### [Goal of the exercise]
Select, from the data, each line where "ΥΨΟΣ" occurs.

Stored data:

┏━━

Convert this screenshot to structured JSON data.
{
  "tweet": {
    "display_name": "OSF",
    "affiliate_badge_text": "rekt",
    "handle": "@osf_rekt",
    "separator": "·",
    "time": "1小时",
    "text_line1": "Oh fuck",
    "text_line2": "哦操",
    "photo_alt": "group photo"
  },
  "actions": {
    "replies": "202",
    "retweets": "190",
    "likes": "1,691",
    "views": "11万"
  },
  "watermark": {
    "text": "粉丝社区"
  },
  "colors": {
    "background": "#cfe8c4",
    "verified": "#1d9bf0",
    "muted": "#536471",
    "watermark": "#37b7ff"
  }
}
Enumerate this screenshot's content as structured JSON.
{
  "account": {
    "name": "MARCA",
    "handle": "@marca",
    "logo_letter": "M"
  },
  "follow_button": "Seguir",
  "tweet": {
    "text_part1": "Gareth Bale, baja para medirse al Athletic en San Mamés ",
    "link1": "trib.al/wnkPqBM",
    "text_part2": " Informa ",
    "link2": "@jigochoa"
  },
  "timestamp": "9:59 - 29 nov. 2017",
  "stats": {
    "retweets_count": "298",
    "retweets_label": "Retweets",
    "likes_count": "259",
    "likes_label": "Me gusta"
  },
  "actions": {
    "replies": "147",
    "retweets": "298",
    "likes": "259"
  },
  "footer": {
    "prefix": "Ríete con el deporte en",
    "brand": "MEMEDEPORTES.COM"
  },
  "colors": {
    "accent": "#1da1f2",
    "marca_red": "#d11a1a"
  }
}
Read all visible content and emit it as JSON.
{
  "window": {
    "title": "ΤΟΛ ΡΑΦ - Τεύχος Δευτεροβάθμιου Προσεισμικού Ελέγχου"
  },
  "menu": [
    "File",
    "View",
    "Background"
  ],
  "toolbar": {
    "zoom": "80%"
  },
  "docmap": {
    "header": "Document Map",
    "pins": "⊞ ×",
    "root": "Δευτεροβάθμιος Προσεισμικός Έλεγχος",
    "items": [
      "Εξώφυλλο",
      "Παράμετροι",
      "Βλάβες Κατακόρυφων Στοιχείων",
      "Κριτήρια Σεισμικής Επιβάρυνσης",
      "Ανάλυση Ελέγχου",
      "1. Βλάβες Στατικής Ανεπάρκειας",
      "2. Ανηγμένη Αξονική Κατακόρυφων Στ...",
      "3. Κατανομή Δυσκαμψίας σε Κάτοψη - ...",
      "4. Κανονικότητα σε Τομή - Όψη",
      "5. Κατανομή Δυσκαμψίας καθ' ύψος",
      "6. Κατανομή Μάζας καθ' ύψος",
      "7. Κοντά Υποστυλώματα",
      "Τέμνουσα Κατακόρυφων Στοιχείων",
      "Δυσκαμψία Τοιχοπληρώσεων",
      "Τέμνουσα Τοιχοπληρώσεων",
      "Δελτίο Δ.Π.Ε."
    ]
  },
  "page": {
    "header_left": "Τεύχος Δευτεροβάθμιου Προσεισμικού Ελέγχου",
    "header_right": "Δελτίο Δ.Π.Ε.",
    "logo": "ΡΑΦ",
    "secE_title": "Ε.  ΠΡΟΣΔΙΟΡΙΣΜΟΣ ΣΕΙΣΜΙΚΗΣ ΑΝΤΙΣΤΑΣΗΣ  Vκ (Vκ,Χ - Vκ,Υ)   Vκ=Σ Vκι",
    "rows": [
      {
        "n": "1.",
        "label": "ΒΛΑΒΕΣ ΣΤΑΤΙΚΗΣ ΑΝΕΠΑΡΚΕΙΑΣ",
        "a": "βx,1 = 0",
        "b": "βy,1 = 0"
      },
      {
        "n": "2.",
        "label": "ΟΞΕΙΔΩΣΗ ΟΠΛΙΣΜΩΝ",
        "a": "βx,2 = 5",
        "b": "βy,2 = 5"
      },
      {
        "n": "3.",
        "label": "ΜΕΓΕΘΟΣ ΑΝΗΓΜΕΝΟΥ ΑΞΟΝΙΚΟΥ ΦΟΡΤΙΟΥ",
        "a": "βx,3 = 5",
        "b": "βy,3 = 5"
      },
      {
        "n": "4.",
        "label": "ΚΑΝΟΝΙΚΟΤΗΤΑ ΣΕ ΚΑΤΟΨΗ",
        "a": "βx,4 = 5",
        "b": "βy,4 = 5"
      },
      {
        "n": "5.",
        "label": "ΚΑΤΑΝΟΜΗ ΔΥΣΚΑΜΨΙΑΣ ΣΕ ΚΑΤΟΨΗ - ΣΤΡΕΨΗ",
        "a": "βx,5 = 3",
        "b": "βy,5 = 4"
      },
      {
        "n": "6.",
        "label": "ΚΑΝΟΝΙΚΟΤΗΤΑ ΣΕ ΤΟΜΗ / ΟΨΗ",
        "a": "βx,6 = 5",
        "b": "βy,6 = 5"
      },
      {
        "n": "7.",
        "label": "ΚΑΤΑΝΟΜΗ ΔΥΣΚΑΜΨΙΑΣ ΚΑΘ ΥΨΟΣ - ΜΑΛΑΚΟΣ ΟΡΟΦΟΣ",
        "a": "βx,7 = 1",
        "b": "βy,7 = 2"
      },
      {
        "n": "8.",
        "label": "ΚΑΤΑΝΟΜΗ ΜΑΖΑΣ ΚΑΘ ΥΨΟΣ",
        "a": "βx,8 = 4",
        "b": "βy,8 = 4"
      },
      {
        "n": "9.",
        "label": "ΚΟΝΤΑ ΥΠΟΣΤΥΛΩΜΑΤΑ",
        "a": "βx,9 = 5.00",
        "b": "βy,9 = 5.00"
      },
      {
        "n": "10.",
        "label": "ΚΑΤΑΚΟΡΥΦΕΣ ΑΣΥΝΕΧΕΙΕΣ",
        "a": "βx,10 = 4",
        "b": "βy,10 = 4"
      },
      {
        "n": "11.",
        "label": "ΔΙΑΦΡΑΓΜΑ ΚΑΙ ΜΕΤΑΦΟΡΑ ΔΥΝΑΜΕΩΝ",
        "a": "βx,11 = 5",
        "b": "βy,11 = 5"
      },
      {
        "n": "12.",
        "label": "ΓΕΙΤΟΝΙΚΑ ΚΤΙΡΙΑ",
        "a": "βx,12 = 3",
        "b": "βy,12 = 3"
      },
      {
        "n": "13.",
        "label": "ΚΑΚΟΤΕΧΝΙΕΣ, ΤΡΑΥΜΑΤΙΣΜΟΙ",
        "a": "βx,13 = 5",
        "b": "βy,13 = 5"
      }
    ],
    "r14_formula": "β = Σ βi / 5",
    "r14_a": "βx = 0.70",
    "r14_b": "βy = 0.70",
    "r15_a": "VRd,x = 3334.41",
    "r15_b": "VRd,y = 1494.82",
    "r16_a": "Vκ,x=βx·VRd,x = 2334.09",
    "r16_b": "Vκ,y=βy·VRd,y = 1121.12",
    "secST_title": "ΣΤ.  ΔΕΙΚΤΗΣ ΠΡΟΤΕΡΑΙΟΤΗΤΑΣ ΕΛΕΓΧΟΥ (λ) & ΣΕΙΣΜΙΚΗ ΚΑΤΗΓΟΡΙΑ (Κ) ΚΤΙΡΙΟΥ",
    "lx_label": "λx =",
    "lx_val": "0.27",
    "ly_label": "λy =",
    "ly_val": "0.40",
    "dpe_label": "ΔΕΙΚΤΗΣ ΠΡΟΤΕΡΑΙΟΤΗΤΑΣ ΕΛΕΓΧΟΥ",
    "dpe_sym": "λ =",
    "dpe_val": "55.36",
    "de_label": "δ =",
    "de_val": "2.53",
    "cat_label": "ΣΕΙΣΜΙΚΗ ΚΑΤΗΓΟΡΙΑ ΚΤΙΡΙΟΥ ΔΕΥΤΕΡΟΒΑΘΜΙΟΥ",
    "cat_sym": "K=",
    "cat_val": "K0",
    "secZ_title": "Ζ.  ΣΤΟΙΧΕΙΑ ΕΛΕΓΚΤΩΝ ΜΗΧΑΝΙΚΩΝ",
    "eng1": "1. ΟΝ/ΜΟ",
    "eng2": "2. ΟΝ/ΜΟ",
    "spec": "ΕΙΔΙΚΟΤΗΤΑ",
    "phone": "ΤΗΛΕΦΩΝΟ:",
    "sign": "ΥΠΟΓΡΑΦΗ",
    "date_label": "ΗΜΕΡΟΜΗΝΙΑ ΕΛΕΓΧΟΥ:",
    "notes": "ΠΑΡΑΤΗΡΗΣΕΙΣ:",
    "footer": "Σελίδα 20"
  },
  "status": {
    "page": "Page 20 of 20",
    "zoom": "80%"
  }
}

┗━━

### [Result of the task]
        "label": "ΚΑΤΑΝΟΜΗ ΔΥΣΚΑΜΨΙΑΣ ΚΑΘ ΥΨΟΣ - ΜΑΛΑΚΟΣ ΟΡΟΦΟΣ",
        "label": "ΚΑΤΑΝΟΜΗ ΜΑΖΑΣ ΚΑΘ ΥΨΟΣ",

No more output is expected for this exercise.